> _The task_
Reproduce all entries verbatim, with nothing added or dropped.

**** Information supplied ****

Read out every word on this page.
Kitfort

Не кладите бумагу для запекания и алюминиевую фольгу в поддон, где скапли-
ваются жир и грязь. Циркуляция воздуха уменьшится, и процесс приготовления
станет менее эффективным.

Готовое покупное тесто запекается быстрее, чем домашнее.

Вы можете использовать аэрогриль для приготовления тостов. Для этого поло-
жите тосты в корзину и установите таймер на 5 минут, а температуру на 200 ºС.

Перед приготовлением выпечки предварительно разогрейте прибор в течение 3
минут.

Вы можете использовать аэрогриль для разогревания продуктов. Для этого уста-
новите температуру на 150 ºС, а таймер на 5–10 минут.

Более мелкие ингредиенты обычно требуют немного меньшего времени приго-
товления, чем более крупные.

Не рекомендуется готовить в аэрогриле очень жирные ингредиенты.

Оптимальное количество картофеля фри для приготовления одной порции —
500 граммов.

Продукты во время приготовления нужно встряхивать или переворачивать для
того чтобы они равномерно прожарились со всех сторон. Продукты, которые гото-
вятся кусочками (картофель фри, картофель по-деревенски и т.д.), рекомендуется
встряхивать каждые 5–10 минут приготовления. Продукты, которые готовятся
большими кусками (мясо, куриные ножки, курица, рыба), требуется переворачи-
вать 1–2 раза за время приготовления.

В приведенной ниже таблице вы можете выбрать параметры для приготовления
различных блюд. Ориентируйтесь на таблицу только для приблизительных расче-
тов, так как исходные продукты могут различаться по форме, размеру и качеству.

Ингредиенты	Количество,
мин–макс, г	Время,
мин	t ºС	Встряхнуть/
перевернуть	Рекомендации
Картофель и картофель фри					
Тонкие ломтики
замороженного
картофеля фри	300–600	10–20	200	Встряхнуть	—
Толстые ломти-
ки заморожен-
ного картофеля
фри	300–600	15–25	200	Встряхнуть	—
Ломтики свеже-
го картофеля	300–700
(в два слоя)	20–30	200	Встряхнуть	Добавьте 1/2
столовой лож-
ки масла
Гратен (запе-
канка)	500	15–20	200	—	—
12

****

> _Output for this task_
Read out every word on this page.
Kitfort

Не кладите бумагу для запекания и алюминиевую фольгу в поддон, где скапли-
ваются жир и грязь. Циркуляция воздуха уменьшится, и процесс приготовления
станет менее эффективным.

Готовое покупное тесто запекается быстрее, чем домашнее.

Вы можете использовать аэрогриль для приготовления тостов. Для этого поло-
жите тосты в корзину и установите таймер на 5 минут, а температуру на 200 ºС.

Перед приготовлением выпечки предварительно разогрейте прибор в течение 3
минут.

Вы можете использовать аэрогриль для разогревания продуктов. Для этого уста-
новите температуру на 150 ºС, а таймер на 5–10 минут.

Более мелкие ингредиенты обычно требуют немного меньшего времени приго-
товления, чем более крупные.

Не рекомендуется готовить в аэрогриле очень жирные ингредиенты.

Оптимальное количество картофеля фри для приготовления одной порции —
500 граммов.

Продукты во время приготовления нужно встряхивать или переворачивать для
того чтобы они равномерно прожарились со всех сторон. Продукты, которые гото-
вятся кусочками (картофель фри, картофель по-деревенски и т.д.), рекомендуется
встряхивать каждые 5–10 минут приготовления. Продукты, которые готовятся
большими кусками (мясо, куриные ножки, курица, рыба), требуется переворачи-
вать 1–2 раза за время приготовления.

В приведенной ниже таблице вы можете выбрать параметры для приготовления
различных блюд. Ориентируйтесь на таблицу только для приблизительных расче-
тов, так как исходные продукты могут различаться по форме, размеру и качеству.

Ингредиенты	Количество,
мин–макс, г	Время,
мин	t ºС	Встряхнуть/
перевернуть	Рекомендации
Картофель и картофель фри					
Тонкие ломтики
замороженного
картофеля фри	300–600	10–20	200	Встряхнуть	—
Толстые ломти-
ки заморожен-
ного картофеля
фри	300–600	15–25	200	Встряхнуть	—
Ломтики свеже-
го картофеля	300–700
(в два слоя)	20–30	200	Встряхнуть	Добавьте 1/2
столовой лож-
ки масла
Гратен (запе-
канка)	500	15–20	200	—	—
12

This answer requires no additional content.